### To do
Copy each line where the word "Audio" occurs.

Dataset excerpts:
#####

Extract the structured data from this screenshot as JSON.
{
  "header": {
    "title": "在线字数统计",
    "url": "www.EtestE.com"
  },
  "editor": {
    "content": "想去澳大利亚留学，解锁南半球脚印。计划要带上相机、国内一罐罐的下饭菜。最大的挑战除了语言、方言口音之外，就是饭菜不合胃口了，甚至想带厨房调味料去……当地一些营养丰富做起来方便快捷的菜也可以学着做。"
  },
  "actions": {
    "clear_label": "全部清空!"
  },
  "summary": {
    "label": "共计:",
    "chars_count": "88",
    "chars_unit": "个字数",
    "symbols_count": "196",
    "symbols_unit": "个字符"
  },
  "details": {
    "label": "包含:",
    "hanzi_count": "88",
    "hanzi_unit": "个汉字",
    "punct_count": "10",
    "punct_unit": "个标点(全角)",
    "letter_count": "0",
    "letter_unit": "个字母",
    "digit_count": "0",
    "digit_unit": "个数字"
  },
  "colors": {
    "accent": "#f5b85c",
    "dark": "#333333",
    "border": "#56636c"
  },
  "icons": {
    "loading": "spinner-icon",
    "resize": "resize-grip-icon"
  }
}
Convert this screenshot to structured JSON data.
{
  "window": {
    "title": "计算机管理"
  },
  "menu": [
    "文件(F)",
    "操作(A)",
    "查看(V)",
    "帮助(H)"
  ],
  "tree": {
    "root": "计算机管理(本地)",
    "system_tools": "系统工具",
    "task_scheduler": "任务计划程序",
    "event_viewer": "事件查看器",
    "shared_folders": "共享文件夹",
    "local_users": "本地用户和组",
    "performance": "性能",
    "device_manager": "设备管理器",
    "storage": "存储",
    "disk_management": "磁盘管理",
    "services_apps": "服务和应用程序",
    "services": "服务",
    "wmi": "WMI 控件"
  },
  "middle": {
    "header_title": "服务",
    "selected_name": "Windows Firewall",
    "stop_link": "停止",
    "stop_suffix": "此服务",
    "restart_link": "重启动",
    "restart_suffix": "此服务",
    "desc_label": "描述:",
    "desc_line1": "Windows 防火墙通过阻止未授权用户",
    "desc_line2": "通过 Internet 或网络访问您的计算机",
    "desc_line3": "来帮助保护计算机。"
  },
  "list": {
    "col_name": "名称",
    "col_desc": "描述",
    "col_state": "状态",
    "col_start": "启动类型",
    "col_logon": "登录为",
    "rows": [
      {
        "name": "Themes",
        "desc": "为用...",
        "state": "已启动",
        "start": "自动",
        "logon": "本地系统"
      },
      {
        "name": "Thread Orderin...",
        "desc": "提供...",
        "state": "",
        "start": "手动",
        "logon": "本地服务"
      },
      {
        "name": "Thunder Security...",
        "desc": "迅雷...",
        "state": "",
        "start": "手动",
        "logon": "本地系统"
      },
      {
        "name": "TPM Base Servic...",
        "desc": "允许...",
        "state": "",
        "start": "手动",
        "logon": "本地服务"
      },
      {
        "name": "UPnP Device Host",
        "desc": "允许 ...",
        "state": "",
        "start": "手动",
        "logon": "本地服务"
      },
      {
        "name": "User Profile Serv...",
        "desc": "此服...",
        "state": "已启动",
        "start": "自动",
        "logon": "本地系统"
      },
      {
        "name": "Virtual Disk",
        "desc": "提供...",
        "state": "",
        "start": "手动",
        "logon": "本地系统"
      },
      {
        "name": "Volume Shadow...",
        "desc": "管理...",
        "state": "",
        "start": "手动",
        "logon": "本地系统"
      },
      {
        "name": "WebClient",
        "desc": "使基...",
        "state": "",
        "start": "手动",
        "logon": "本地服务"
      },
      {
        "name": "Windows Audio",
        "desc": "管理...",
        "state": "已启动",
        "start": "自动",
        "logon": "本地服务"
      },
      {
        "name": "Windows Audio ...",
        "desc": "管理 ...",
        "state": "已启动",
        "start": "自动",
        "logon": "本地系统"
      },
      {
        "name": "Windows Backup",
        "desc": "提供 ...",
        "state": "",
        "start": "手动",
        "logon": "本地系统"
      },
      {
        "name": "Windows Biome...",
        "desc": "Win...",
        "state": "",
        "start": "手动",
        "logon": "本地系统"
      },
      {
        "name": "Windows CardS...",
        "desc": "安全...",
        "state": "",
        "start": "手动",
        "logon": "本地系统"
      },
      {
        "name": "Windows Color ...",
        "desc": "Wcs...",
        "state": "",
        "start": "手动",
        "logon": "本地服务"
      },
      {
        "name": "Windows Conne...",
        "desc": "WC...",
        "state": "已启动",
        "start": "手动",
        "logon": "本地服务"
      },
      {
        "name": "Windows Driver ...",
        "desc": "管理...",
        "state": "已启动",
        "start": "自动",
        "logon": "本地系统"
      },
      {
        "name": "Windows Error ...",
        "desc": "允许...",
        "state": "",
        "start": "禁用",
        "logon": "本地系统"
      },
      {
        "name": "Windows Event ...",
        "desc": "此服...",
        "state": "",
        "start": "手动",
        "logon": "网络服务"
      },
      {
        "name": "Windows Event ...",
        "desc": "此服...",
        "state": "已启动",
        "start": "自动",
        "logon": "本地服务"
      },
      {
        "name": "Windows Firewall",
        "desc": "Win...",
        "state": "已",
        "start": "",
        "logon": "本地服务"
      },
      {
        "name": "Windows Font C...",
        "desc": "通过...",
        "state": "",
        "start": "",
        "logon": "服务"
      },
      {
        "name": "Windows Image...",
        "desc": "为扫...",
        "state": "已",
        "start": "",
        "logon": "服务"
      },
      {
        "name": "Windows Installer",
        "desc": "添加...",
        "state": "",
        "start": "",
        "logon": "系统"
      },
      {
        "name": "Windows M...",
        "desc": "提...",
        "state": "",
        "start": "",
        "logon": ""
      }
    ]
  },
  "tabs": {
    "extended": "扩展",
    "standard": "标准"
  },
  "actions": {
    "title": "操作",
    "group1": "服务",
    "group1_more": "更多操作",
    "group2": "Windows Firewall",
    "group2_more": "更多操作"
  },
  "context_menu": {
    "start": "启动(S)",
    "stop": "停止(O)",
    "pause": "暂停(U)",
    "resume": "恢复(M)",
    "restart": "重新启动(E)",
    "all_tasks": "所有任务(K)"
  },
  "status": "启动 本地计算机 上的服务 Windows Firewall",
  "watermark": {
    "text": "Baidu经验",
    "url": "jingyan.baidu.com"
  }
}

#####

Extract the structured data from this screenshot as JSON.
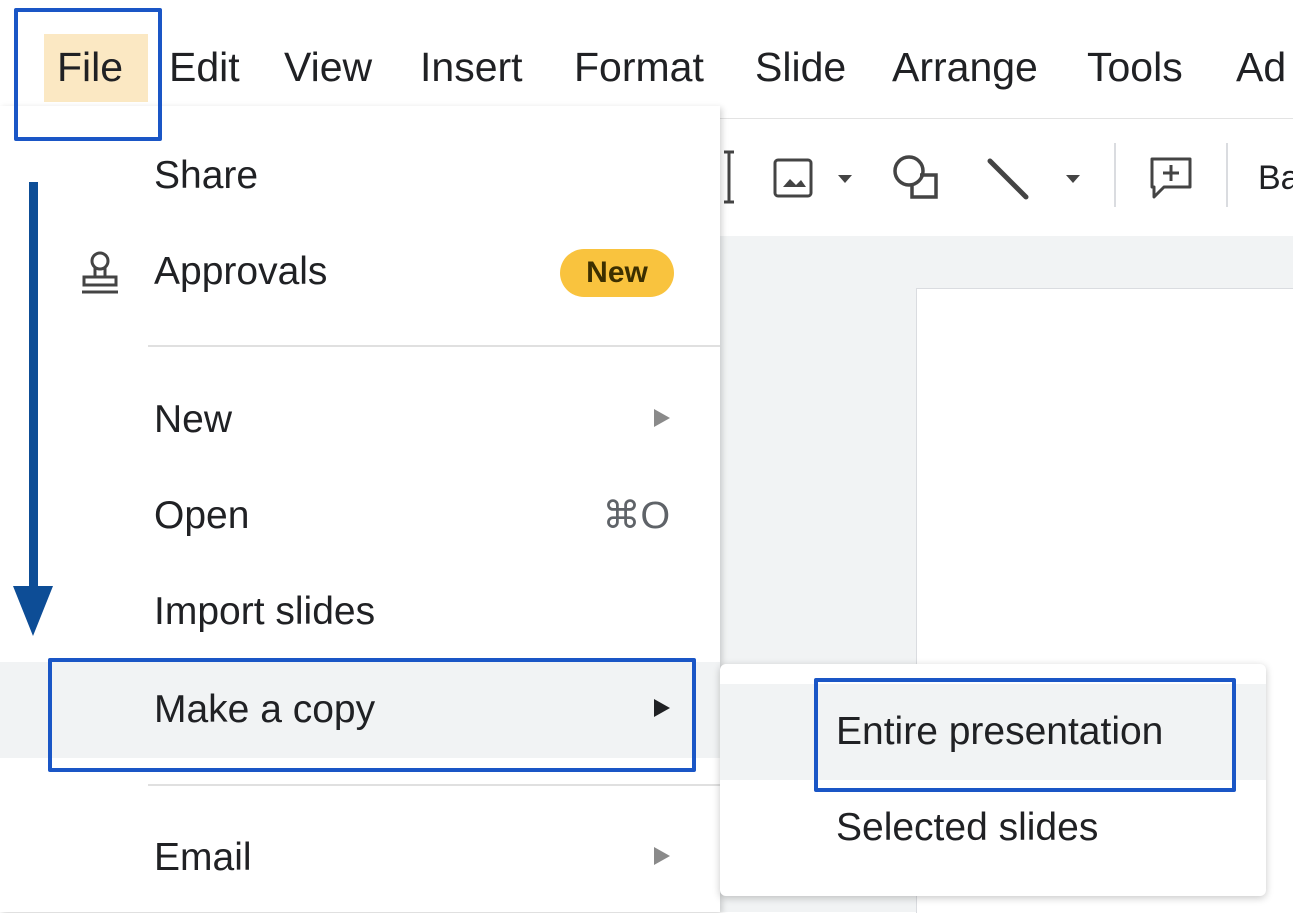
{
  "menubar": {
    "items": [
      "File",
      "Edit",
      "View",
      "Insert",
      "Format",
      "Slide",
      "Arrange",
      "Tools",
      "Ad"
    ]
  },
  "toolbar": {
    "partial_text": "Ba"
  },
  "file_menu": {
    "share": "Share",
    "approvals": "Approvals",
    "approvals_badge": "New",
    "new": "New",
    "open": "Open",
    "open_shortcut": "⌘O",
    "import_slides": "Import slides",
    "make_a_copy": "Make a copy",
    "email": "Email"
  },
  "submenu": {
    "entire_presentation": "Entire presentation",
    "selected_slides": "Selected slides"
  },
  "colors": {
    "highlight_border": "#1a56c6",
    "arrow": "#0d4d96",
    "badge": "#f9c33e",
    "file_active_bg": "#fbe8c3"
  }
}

#####

### Task response
        "name": "Windows Audio",
        "name": "Windows Audio ...",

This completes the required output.